╭─ Records shown

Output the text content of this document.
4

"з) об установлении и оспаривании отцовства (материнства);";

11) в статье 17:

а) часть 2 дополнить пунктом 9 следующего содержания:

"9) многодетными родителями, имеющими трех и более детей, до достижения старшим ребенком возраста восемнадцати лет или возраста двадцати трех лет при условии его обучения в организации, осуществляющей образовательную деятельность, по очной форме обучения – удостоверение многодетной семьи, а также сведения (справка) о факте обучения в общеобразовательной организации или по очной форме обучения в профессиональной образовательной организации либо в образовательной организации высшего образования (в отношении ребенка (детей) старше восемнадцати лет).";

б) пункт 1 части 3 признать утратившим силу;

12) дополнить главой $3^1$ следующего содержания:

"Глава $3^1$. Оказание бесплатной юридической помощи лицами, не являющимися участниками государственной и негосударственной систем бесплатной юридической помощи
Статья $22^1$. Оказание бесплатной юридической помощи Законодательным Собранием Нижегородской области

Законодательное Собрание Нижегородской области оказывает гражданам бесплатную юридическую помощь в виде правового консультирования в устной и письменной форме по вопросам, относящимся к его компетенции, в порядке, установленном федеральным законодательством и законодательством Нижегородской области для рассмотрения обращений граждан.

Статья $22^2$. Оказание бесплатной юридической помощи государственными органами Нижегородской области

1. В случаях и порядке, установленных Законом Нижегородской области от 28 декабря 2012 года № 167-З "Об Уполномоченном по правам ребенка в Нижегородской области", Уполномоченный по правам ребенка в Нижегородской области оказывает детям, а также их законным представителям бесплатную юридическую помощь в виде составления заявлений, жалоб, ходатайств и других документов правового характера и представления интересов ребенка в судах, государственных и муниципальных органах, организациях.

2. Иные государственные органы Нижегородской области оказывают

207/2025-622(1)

╰─

Aim of the exercise
From the material above, copy each line that includes the word "следующего".

Response to the exercise
а) часть 2 дополнить пунктом 9 следующего содержания:
12) дополнить главой $3^1$ следующего содержания:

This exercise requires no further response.